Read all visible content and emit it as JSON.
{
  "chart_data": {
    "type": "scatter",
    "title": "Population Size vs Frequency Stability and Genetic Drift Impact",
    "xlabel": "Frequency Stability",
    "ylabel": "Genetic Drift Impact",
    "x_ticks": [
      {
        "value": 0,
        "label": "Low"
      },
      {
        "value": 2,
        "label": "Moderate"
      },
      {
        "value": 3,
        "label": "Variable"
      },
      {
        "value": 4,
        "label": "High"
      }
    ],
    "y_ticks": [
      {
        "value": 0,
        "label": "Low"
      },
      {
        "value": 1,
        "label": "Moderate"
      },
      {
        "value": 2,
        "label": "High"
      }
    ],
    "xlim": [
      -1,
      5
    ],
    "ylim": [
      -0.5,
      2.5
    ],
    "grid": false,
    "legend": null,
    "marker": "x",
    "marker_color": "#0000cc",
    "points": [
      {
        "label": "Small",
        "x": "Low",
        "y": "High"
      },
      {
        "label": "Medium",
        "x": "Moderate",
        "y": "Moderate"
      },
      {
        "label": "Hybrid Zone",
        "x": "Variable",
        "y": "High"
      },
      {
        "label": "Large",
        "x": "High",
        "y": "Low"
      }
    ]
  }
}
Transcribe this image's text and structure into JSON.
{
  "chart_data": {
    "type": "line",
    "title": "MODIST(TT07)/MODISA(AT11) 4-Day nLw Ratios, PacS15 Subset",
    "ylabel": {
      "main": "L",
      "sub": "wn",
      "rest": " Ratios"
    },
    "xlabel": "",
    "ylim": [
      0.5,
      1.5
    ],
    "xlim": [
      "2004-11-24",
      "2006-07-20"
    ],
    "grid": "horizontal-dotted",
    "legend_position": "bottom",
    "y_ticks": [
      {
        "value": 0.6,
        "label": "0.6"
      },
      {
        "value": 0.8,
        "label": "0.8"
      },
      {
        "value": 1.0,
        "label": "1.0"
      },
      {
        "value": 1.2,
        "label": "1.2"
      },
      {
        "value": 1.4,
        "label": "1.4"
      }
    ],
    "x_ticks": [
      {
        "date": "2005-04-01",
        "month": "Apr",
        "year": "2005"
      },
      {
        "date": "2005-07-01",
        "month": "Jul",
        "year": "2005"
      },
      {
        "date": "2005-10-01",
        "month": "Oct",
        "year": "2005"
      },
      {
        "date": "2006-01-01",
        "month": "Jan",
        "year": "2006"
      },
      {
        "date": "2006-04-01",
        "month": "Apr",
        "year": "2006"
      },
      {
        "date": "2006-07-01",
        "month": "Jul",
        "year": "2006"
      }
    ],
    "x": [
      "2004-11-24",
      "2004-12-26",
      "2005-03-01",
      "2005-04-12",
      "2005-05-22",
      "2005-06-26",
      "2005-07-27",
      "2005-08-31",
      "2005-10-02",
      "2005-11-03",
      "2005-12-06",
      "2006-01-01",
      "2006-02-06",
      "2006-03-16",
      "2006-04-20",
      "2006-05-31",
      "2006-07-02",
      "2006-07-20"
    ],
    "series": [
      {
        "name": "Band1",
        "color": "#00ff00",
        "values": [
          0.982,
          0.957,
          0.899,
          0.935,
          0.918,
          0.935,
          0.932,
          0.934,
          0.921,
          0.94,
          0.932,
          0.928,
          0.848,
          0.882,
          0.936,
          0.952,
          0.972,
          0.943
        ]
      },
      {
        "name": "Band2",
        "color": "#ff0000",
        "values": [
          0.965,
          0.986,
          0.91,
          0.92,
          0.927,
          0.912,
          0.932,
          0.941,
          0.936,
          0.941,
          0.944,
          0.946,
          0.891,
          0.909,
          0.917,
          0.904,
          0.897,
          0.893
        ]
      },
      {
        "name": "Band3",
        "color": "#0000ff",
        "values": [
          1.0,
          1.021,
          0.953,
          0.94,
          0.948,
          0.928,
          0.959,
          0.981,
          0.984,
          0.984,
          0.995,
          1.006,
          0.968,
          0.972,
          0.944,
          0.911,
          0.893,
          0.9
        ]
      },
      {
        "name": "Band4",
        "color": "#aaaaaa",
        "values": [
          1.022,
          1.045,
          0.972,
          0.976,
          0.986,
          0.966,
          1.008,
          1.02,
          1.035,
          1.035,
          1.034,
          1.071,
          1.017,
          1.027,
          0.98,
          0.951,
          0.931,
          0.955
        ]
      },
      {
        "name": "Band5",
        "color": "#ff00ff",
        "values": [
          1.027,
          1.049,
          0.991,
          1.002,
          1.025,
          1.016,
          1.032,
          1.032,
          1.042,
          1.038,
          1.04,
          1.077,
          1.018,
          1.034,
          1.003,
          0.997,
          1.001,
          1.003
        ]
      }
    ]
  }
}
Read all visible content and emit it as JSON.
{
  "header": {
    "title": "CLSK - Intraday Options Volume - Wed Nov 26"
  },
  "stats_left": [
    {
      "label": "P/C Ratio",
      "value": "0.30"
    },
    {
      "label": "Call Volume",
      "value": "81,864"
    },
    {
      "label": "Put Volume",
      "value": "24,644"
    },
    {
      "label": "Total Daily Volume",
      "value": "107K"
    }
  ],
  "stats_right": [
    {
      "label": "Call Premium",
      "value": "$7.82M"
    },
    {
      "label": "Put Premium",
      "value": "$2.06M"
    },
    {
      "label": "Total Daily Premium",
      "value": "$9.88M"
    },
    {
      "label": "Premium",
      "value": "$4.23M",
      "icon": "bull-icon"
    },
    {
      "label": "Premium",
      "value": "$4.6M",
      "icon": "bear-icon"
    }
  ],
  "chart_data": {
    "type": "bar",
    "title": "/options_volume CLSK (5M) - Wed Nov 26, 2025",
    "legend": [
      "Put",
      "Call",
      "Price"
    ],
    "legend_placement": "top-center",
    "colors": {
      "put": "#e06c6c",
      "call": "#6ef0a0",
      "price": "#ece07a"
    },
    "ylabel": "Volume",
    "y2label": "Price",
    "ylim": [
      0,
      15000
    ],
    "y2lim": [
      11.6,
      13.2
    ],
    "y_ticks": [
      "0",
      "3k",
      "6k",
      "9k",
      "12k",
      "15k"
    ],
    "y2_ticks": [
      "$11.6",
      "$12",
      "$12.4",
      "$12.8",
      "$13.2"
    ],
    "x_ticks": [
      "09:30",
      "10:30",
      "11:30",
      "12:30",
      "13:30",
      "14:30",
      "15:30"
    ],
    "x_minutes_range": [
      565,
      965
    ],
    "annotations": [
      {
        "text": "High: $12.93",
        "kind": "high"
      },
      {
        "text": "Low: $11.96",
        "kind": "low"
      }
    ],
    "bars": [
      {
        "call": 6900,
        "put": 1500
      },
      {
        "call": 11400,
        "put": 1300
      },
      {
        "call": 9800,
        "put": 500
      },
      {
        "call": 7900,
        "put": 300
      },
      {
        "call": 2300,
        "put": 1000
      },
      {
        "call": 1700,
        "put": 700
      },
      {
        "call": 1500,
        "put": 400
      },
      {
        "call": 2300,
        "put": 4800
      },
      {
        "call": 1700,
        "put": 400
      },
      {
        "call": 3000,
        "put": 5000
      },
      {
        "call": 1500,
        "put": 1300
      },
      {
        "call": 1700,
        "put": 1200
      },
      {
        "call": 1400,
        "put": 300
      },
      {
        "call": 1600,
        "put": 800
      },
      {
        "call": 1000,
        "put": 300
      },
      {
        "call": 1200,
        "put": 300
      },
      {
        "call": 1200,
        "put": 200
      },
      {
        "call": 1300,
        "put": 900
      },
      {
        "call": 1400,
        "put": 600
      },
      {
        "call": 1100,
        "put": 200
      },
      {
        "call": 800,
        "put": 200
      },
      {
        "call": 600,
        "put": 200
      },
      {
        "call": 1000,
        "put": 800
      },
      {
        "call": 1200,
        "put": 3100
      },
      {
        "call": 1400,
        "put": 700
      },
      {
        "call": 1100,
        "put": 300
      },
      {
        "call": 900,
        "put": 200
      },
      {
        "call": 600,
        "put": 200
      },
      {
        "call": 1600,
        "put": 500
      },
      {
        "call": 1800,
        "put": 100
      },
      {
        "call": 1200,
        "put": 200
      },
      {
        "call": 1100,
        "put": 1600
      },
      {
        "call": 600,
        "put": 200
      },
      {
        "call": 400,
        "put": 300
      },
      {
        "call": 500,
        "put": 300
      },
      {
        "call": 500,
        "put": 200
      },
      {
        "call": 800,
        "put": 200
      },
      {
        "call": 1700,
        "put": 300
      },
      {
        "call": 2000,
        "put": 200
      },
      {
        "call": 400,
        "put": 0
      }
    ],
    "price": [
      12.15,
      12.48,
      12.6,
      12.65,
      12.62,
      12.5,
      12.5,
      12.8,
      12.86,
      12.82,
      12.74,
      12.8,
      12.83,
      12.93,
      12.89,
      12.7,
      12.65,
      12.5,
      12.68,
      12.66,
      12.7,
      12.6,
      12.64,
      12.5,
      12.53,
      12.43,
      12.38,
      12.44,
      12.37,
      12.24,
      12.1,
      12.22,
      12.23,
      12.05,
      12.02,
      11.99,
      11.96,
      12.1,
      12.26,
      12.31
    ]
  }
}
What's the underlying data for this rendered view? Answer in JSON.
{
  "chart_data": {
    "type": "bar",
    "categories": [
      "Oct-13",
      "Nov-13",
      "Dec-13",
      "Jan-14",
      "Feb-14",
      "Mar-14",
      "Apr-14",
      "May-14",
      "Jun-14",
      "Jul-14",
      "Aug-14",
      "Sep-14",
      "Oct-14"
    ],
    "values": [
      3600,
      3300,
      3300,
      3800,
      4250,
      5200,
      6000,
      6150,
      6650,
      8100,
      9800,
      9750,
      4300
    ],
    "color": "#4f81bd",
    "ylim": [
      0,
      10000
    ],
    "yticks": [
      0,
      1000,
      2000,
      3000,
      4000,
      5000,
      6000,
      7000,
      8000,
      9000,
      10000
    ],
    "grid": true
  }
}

▶ [YOUR INSTRUCTIONS]:
Identify each line in the entries with the word "ylabel" and copy it.

▶ [RESULT OF THE TASK]:
    "ylabel": "Genetic Drift Impact",
    "ylabel": {
    "ylabel": "Volume",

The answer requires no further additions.